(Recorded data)
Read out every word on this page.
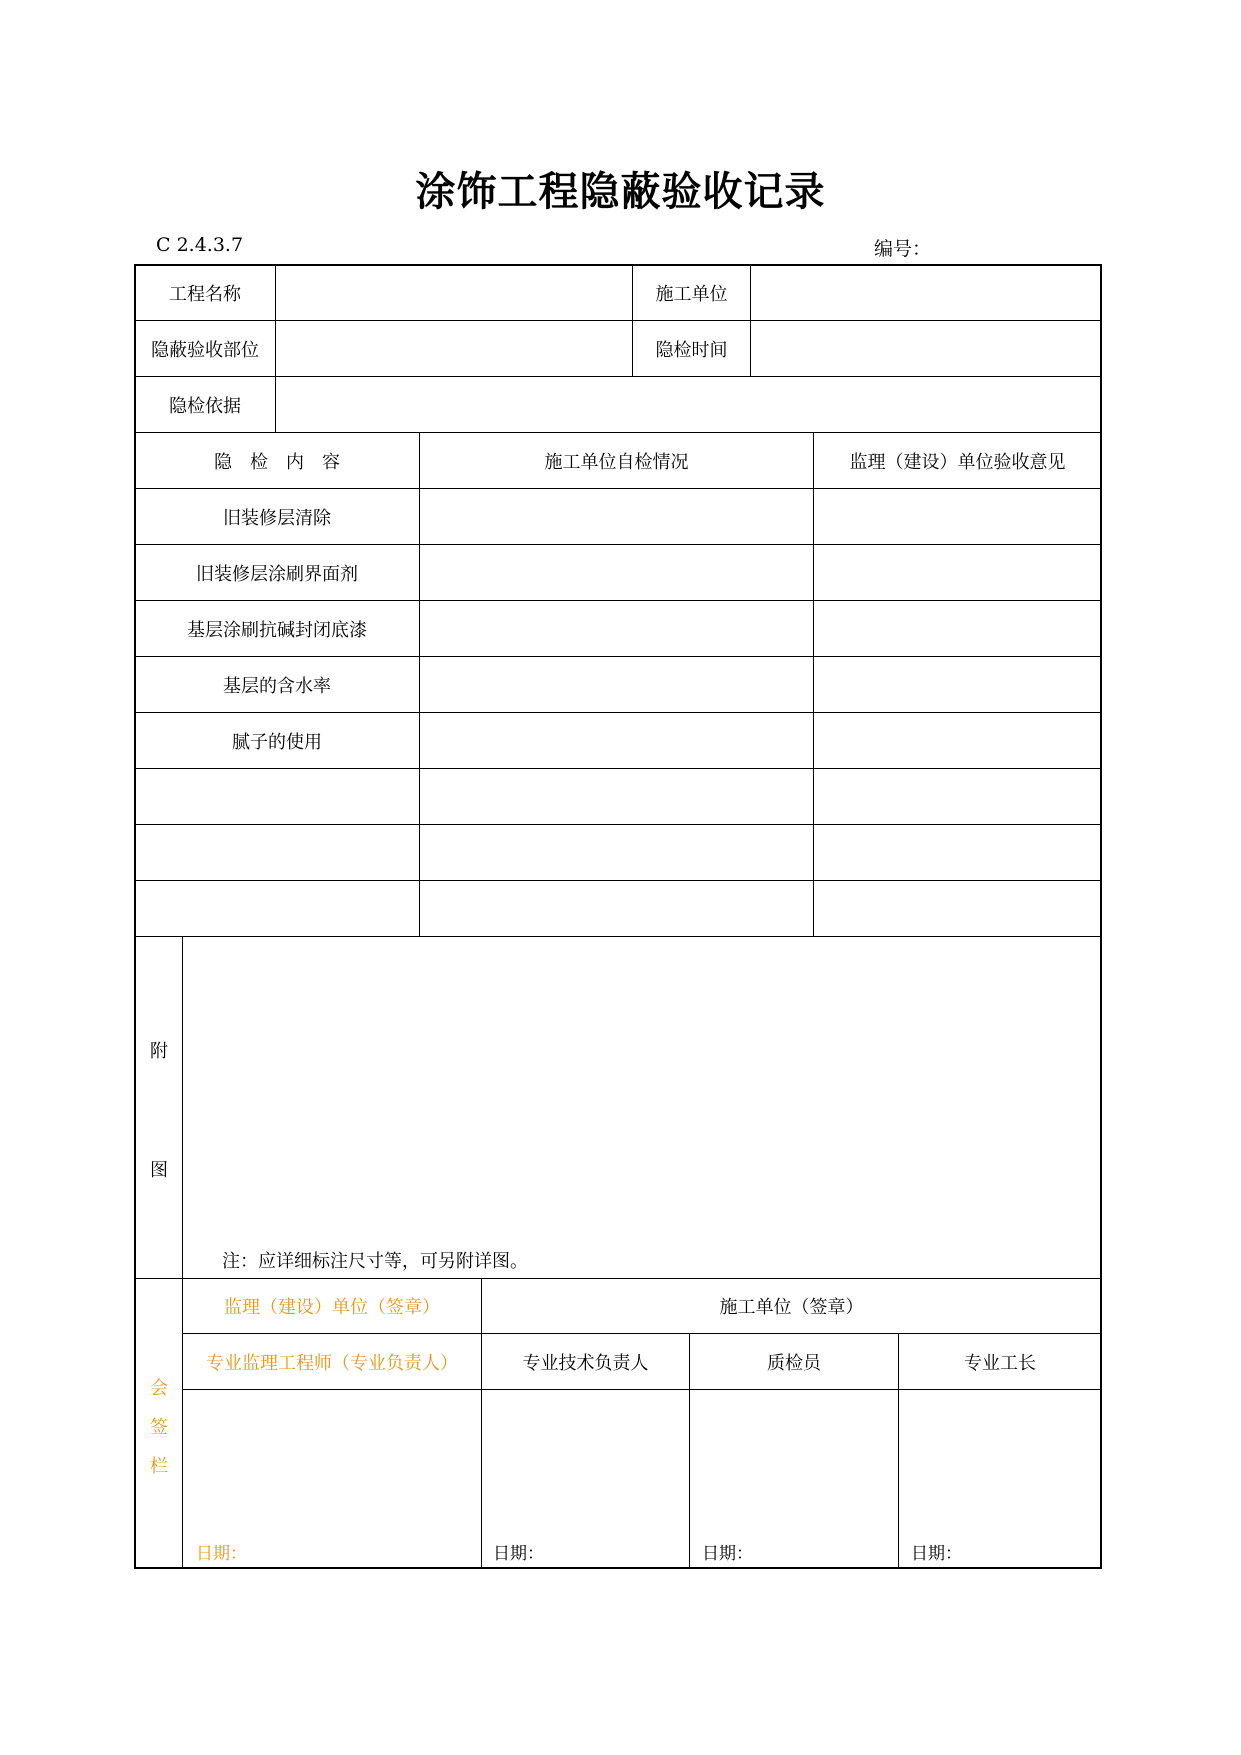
涂饰工程隐蔽验收记录
C 2.4.3.7	编号：
工程名称	施工单位
隐蔽验收部位	隐检时间
隐检依据
隐　检　内　容	施工单位自检情况	监理（建设）单位验收意见
旧装修层清除
旧装修层涂刷界面剂
基层涂刷抗碱封闭底漆
基层的含水率
腻子的使用
附
图
注：应详细标注尺寸等，可另附详图。
会
签
栏
监理（建设）单位（签章）	施工单位（签章）
专业监理工程师（专业负责人）	专业技术负责人	质检员	专业工长
日期：	日期：	日期：	日期：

Exercise requirements. Copy the whole of the material above exactly, but not its images.

Result below.
Read out every word on this page.
涂饰工程隐蔽验收记录
C 2.4.3.7	编号：
工程名称	施工单位
隐蔽验收部位	隐检时间
隐检依据
隐　检　内　容	施工单位自检情况	监理（建设）单位验收意见
旧装修层清除
旧装修层涂刷界面剂
基层涂刷抗碱封闭底漆
基层的含水率
腻子的使用
附
图
注：应详细标注尺寸等，可另附详图。
会
签
栏
监理（建设）单位（签章）	施工单位（签章）
专业监理工程师（专业负责人）	专业技术负责人	质检员	专业工长
日期：	日期：	日期：	日期：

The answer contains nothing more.